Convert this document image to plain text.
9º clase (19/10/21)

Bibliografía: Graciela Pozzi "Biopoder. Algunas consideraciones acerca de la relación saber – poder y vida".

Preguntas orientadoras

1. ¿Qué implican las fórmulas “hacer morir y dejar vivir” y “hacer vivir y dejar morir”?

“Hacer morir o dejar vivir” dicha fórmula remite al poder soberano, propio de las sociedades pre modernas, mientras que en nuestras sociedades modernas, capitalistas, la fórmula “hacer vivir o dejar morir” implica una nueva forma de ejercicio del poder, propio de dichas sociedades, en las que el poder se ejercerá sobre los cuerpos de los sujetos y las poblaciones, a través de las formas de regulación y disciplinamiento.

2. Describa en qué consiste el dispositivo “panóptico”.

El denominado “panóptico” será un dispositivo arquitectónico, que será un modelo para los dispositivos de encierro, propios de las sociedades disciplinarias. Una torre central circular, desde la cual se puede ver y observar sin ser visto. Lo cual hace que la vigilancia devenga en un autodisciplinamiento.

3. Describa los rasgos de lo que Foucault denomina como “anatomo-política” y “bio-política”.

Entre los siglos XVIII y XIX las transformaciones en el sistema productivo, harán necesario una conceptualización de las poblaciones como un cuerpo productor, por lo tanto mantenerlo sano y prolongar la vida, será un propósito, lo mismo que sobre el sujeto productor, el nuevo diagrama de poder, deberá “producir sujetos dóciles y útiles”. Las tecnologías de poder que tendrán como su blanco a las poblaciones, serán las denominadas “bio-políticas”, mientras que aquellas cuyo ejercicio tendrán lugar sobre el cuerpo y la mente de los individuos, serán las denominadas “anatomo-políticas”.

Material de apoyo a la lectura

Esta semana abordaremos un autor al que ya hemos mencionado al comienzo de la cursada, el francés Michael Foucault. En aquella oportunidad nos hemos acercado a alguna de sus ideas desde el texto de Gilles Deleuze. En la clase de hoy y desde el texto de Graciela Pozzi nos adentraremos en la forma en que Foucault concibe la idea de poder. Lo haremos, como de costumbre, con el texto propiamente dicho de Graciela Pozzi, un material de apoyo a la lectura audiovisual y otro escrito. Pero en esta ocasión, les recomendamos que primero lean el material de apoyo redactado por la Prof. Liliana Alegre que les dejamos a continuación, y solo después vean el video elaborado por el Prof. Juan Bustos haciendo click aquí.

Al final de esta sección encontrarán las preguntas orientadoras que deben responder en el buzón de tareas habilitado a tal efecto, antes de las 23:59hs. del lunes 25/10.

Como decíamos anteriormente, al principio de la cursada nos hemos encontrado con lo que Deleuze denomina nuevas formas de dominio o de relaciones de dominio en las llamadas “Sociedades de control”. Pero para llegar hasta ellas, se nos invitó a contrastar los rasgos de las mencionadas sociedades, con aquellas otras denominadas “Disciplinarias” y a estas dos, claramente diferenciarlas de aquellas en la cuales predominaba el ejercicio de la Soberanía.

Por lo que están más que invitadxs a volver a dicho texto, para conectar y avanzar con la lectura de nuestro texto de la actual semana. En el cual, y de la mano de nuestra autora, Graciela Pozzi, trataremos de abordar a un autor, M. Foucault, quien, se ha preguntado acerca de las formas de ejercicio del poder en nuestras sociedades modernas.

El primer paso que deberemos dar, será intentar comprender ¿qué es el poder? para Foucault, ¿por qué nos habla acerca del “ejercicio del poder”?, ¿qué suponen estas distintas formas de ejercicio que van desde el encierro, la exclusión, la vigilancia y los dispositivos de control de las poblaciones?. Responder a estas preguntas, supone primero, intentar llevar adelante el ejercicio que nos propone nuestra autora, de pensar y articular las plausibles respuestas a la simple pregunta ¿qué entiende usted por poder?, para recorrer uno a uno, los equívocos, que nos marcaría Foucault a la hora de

--------

Short task:
Write out every line from the entries where "clase" appears.

Result for this task:
9º clase (19/10/21)
Esta semana abordaremos un autor al que ya hemos mencionado al comienzo de la cursada, el francés Michael Foucault. En aquella oportunidad nos hemos acercado a alguna de sus ideas desde el texto de Gilles Deleuze. En la clase de hoy y desde el texto de Graciela Pozzi nos adentraremos en la forma en que Foucault concibe la idea de poder. Lo haremos, como de costumbre, con el texto propiamente dicho de Graciela Pozzi, un material de apoyo a la lectura audiovisual y otro escrito. Pero en esta ocasión, les recomendamos que primero lean el material de apoyo redactado por la Prof. Liliana Alegre que les dejamos a continuación, y solo después vean el video elaborado por el Prof. Juan Bustos haciendo click aquí.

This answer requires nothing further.